BRIEF -
Determine how many lines include the string "Rotenstein". Output that number only.

LISTING -

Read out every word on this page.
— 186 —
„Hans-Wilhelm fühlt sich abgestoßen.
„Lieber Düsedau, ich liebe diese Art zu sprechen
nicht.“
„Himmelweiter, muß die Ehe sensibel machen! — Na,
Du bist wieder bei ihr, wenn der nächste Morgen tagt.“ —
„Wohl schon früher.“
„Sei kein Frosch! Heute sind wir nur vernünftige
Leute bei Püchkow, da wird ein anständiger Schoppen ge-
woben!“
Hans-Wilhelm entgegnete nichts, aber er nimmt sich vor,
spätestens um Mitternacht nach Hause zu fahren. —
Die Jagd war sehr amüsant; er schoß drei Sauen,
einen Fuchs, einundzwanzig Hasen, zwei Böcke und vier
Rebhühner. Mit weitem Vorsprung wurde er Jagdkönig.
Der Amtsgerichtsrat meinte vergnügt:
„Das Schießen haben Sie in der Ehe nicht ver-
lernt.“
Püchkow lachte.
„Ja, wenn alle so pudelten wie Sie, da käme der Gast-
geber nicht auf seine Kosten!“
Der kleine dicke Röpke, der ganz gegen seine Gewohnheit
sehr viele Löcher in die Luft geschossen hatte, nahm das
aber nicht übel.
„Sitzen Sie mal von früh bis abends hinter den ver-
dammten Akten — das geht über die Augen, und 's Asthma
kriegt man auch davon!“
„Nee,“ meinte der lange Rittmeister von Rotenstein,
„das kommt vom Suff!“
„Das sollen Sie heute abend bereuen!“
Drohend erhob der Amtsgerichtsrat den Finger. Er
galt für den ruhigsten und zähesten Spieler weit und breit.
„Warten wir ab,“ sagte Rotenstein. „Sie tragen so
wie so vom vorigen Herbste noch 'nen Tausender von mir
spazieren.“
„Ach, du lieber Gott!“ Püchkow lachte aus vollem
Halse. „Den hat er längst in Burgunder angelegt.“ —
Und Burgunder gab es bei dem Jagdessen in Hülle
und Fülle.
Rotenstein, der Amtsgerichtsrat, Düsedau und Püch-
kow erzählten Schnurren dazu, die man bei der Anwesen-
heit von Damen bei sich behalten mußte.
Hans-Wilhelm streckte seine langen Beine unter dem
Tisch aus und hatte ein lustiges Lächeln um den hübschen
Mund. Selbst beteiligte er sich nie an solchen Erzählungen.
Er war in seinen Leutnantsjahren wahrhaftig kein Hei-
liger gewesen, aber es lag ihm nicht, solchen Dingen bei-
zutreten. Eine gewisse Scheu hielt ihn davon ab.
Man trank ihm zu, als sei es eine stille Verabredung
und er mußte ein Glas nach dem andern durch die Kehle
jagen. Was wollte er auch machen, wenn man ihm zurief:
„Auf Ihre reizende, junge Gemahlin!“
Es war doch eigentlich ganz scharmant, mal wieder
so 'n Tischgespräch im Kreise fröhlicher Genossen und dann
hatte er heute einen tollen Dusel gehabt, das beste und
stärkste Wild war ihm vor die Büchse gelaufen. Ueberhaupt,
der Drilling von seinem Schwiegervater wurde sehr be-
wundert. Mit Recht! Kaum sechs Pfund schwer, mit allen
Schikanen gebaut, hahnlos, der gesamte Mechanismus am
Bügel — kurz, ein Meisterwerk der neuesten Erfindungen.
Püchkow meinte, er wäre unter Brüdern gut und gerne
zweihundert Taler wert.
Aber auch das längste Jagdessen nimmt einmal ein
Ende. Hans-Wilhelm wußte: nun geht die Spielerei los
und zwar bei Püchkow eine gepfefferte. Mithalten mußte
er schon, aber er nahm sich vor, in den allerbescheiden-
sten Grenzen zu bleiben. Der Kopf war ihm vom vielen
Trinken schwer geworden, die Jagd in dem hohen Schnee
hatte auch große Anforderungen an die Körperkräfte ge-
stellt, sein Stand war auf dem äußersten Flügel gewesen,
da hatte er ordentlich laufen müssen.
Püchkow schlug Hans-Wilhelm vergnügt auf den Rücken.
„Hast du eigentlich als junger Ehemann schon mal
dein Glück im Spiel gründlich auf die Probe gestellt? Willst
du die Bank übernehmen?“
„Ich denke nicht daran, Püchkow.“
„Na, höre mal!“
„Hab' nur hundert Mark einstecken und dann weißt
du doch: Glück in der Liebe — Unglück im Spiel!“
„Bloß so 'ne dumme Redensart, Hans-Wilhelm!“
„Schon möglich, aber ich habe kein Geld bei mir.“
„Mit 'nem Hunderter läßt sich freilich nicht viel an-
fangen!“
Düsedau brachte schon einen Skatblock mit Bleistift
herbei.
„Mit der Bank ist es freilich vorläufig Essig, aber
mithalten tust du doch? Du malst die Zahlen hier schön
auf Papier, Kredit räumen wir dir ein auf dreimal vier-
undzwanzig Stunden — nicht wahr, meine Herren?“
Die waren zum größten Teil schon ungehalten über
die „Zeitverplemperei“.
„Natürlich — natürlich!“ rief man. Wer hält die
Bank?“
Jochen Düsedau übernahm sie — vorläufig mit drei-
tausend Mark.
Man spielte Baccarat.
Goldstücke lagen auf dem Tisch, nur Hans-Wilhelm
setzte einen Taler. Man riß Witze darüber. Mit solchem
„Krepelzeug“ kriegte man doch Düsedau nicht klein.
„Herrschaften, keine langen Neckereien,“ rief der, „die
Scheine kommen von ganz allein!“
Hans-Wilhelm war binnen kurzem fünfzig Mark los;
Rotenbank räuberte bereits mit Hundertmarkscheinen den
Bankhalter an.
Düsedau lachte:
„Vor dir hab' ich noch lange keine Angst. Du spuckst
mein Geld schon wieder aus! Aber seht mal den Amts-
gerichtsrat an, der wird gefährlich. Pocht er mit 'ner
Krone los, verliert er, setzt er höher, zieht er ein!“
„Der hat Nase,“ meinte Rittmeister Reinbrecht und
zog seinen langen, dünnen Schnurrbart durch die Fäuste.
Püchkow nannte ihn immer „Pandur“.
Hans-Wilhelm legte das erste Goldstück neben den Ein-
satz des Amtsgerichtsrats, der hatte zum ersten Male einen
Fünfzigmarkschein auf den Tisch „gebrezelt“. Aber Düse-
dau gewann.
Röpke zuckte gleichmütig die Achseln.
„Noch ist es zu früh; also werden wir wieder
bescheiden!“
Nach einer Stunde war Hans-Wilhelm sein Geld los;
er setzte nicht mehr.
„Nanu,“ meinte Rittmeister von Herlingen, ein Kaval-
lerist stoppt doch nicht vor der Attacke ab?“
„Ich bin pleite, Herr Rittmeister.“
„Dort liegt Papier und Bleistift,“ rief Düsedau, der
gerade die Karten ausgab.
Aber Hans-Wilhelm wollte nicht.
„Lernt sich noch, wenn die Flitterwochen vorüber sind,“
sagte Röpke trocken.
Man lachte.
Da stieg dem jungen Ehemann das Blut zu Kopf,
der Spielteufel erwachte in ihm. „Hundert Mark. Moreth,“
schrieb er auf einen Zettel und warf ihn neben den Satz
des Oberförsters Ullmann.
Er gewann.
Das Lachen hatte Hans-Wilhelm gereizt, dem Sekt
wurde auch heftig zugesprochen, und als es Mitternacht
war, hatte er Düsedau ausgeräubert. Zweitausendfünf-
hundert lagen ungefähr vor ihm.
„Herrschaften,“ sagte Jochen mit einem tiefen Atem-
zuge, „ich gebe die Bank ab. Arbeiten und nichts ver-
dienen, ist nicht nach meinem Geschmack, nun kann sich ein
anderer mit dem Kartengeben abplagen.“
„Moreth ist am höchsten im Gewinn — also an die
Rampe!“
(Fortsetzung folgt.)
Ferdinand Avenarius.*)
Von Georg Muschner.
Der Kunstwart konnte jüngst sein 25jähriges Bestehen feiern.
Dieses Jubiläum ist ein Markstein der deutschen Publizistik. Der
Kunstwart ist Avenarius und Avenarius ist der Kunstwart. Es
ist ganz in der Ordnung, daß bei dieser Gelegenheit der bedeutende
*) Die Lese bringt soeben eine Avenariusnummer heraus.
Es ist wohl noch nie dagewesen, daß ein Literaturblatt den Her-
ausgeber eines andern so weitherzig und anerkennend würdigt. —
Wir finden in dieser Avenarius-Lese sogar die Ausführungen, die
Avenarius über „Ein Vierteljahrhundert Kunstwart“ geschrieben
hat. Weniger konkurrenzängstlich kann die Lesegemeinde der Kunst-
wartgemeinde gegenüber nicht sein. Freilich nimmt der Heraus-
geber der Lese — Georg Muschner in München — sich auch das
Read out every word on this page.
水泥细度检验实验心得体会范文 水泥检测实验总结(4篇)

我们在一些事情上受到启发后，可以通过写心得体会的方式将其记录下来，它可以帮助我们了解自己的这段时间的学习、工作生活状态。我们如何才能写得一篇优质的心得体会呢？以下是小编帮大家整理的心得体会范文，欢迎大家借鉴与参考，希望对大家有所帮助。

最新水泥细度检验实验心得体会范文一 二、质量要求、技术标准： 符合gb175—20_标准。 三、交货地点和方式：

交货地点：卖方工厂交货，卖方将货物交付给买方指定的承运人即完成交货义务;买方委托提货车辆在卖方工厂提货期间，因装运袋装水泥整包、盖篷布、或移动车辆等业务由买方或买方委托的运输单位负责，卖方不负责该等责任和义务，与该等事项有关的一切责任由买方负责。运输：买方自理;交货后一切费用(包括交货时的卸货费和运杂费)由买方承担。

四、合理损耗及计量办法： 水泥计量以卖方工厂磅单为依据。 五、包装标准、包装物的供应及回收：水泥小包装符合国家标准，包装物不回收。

WRITTEN ANSWER -
3